** begin INFORMATION SHOWN **

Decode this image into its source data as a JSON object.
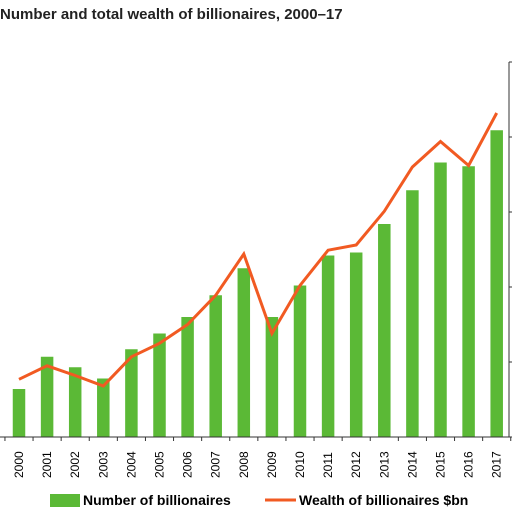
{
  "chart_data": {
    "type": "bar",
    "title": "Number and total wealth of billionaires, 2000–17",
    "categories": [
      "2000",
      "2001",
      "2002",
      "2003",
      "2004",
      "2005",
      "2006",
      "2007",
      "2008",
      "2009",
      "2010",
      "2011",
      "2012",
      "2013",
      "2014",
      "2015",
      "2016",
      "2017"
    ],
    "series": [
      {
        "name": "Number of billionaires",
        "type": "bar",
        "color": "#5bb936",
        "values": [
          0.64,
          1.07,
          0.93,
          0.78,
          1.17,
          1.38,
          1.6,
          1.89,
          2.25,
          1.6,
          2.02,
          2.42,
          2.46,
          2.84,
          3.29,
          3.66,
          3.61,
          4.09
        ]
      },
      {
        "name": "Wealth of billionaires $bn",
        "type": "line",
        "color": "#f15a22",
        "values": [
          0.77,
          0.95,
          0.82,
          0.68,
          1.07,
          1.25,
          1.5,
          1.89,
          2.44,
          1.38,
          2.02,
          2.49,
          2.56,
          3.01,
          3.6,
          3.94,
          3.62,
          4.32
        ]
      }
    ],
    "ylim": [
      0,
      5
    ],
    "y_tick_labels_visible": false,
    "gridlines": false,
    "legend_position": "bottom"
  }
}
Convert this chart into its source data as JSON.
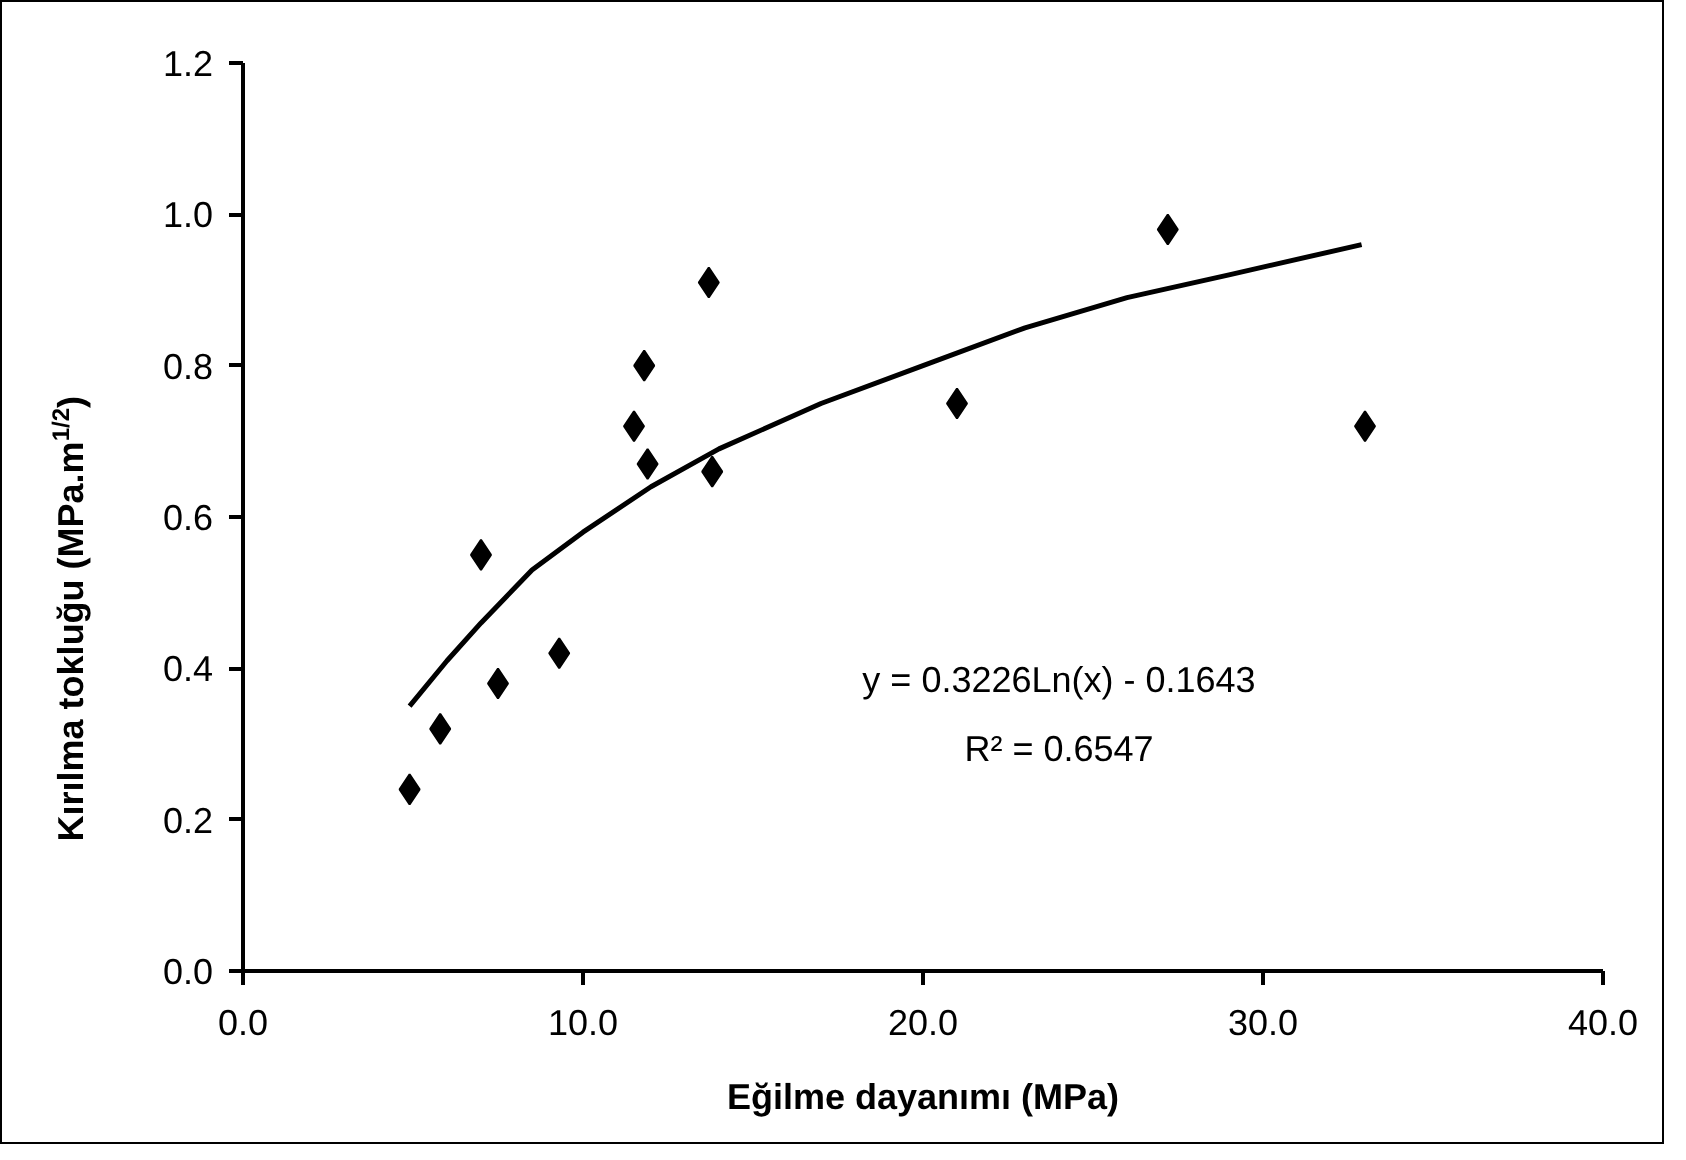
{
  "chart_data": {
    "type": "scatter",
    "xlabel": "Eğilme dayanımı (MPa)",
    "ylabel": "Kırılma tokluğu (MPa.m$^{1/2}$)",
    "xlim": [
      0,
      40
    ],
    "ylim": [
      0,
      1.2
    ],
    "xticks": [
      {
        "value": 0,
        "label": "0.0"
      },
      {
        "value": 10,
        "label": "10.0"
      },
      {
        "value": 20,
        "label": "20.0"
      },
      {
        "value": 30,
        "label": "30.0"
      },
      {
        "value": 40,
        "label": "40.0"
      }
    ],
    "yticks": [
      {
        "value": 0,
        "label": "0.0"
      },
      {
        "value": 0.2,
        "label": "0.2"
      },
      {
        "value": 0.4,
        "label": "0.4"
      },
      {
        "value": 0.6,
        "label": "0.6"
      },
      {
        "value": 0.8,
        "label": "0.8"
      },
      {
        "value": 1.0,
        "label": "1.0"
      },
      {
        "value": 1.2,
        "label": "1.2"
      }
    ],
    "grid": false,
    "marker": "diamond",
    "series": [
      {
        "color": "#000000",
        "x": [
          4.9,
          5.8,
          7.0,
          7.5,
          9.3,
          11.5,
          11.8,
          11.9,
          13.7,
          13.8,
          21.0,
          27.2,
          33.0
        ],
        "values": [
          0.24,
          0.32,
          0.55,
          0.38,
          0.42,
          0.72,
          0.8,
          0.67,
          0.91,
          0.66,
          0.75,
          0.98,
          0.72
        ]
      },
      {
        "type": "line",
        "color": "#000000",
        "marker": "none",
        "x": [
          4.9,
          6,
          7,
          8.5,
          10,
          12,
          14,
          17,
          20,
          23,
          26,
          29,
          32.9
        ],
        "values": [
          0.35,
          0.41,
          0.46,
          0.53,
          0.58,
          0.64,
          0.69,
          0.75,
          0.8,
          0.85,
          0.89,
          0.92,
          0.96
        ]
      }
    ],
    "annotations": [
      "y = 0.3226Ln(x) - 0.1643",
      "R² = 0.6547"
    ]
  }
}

** end INFORMATION SHOWN **

*DIRECTIONS FOR THIS TASK*
Output the records above exactly; leave out the pictures.

*OUTPUT OF THE EXERCISE*
Decode this image into its source data as a JSON object.
{
  "chart_data": {
    "type": "bar",
    "title": "Number and total wealth of billionaires, 2000–17",
    "categories": [
      "2000",
      "2001",
      "2002",
      "2003",
      "2004",
      "2005",
      "2006",
      "2007",
      "2008",
      "2009",
      "2010",
      "2011",
      "2012",
      "2013",
      "2014",
      "2015",
      "2016",
      "2017"
    ],
    "series": [
      {
        "name": "Number of billionaires",
        "type": "bar",
        "color": "#5bb936",
        "values": [
          0.64,
          1.07,
          0.93,
          0.78,
          1.17,
          1.38,
          1.6,
          1.89,
          2.25,
          1.6,
          2.02,
          2.42,
          2.46,
          2.84,
          3.29,
          3.66,
          3.61,
          4.09
        ]
      },
      {
        "name": "Wealth of billionaires $bn",
        "type": "line",
        "color": "#f15a22",
        "values": [
          0.77,
          0.95,
          0.82,
          0.68,
          1.07,
          1.25,
          1.5,
          1.89,
          2.44,
          1.38,
          2.02,
          2.49,
          2.56,
          3.01,
          3.6,
          3.94,
          3.62,
          4.32
        ]
      }
    ],
    "ylim": [
      0,
      5
    ],
    "y_tick_labels_visible": false,
    "gridlines": false,
    "legend_position": "bottom"
  }
}
Convert this chart into its source data as JSON.
{
  "chart_data": {
    "type": "scatter",
    "xlabel": "Eğilme dayanımı (MPa)",
    "ylabel": "Kırılma tokluğu (MPa.m$^{1/2}$)",
    "xlim": [
      0,
      40
    ],
    "ylim": [
      0,
      1.2
    ],
    "xticks": [
      {
        "value": 0,
        "label": "0.0"
      },
      {
        "value": 10,
        "label": "10.0"
      },
      {
        "value": 20,
        "label": "20.0"
      },
      {
        "value": 30,
        "label": "30.0"
      },
      {
        "value": 40,
        "label": "40.0"
      }
    ],
    "yticks": [
      {
        "value": 0,
        "label": "0.0"
      },
      {
        "value": 0.2,
        "label": "0.2"
      },
      {
        "value": 0.4,
        "label": "0.4"
      },
      {
        "value": 0.6,
        "label": "0.6"
      },
      {
        "value": 0.8,
        "label": "0.8"
      },
      {
        "value": 1.0,
        "label": "1.0"
      },
      {
        "value": 1.2,
        "label": "1.2"
      }
    ],
    "grid": false,
    "marker": "diamond",
    "series": [
      {
        "color": "#000000",
        "x": [
          4.9,
          5.8,
          7.0,
          7.5,
          9.3,
          11.5,
          11.8,
          11.9,
          13.7,
          13.8,
          21.0,
          27.2,
          33.0
        ],
        "values": [
          0.24,
          0.32,
          0.55,
          0.38,
          0.42,
          0.72,
          0.8,
          0.67,
          0.91,
          0.66,
          0.75,
          0.98,
          0.72
        ]
      },
      {
        "type": "line",
        "color": "#000000",
        "marker": "none",
        "x": [
          4.9,
          6,
          7,
          8.5,
          10,
          12,
          14,
          17,
          20,
          23,
          26,
          29,
          32.9
        ],
        "values": [
          0.35,
          0.41,
          0.46,
          0.53,
          0.58,
          0.64,
          0.69,
          0.75,
          0.8,
          0.85,
          0.89,
          0.92,
          0.96
        ]
      }
    ],
    "annotations": [
      "y = 0.3226Ln(x) - 0.1643",
      "R² = 0.6547"
    ]
  }
}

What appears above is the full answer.